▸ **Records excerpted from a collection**
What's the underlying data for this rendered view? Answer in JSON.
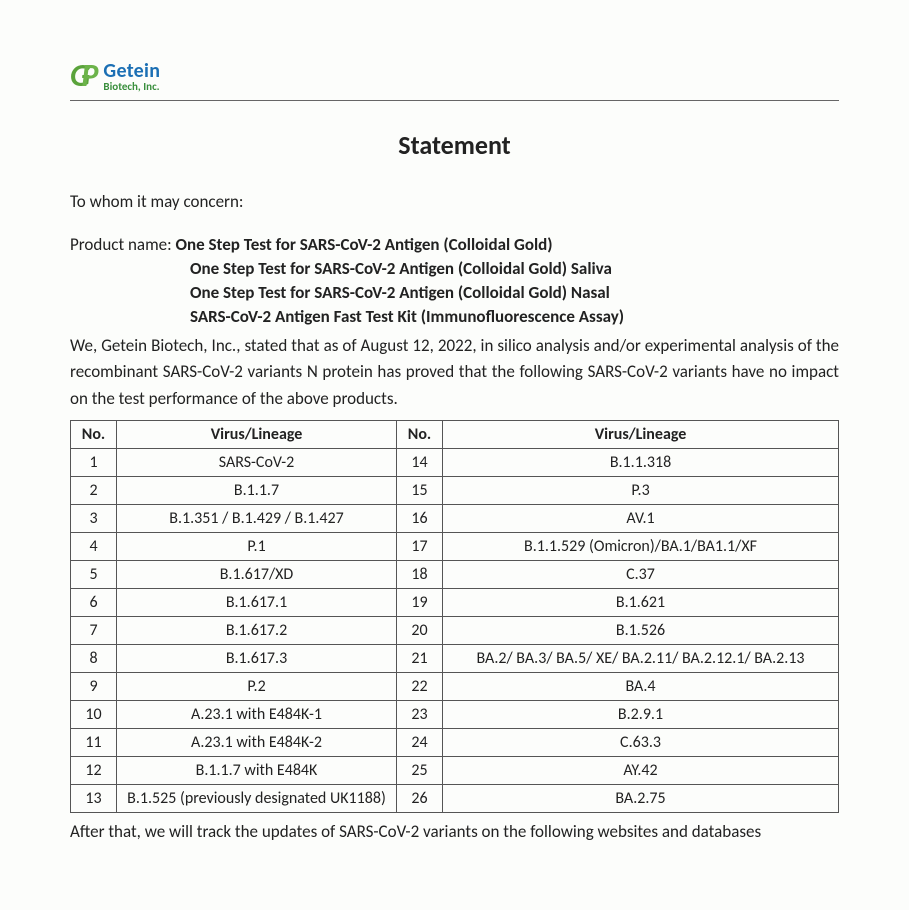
{
  "logo": {
    "company": "Getein",
    "subtitle": "Biotech, Inc."
  },
  "title": "Statement",
  "salutation": "To whom it may concern:",
  "product_label": "Product name: ",
  "products": [
    "One Step Test for SARS-CoV-2 Antigen (Colloidal Gold)",
    "One Step Test for SARS-CoV-2 Antigen (Colloidal Gold) Saliva",
    "One Step Test for SARS-CoV-2 Antigen (Colloidal Gold) Nasal",
    "SARS-CoV-2 Antigen Fast Test Kit (Immunofluorescence Assay)"
  ],
  "paragraph1": "We, Getein Biotech, Inc., stated that as of August 12, 2022, in silico analysis and/or experimental analysis of the recombinant SARS-CoV-2 variants N protein has proved that the following SARS-CoV-2 variants have no impact on the test performance of the above products.",
  "table": {
    "headers": {
      "no": "No.",
      "lineage": "Virus/Lineage"
    },
    "rows": [
      {
        "n1": "1",
        "v1": "SARS-CoV-2",
        "n2": "14",
        "v2": "B.1.1.318"
      },
      {
        "n1": "2",
        "v1": "B.1.1.7",
        "n2": "15",
        "v2": "P.3"
      },
      {
        "n1": "3",
        "v1": "B.1.351 / B.1.429 / B.1.427",
        "n2": "16",
        "v2": "AV.1"
      },
      {
        "n1": "4",
        "v1": "P.1",
        "n2": "17",
        "v2": "B.1.1.529 (Omicron)/BA.1/BA1.1/XF"
      },
      {
        "n1": "5",
        "v1": "B.1.617/XD",
        "n2": "18",
        "v2": "C.37"
      },
      {
        "n1": "6",
        "v1": "B.1.617.1",
        "n2": "19",
        "v2": "B.1.621"
      },
      {
        "n1": "7",
        "v1": "B.1.617.2",
        "n2": "20",
        "v2": "B.1.526"
      },
      {
        "n1": "8",
        "v1": "B.1.617.3",
        "n2": "21",
        "v2": "BA.2/ BA.3/ BA.5/ XE/ BA.2.11/ BA.2.12.1/ BA.2.13"
      },
      {
        "n1": "9",
        "v1": "P.2",
        "n2": "22",
        "v2": "BA.4"
      },
      {
        "n1": "10",
        "v1": "A.23.1 with E484K-1",
        "n2": "23",
        "v2": "B.2.9.1"
      },
      {
        "n1": "11",
        "v1": "A.23.1 with E484K-2",
        "n2": "24",
        "v2": "C.63.3"
      },
      {
        "n1": "12",
        "v1": "B.1.1.7 with E484K",
        "n2": "25",
        "v2": "AY.42"
      },
      {
        "n1": "13",
        "v1": "B.1.525 (previously designated UK1188)",
        "n2": "26",
        "v2": "BA.2.75"
      }
    ]
  },
  "paragraph2": "After that, we will track the updates of SARS-CoV-2 variants on the following websites and databases",
  "colors": {
    "logo_blue": "#1b6fb4",
    "logo_green": "#3a8f3d",
    "text": "#222222",
    "border": "#555555",
    "background": "#fcfdfb"
  },
  "typography": {
    "title_fontsize": 26,
    "body_fontsize": 17,
    "table_fontsize": 16,
    "font_family": "Calibri"
  }
}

▸ **WHAT YOU SHOULD DO**
Please say how many lines in the records above contain the string "products", giving no other words.

▸ **ANSWER BELOW**
2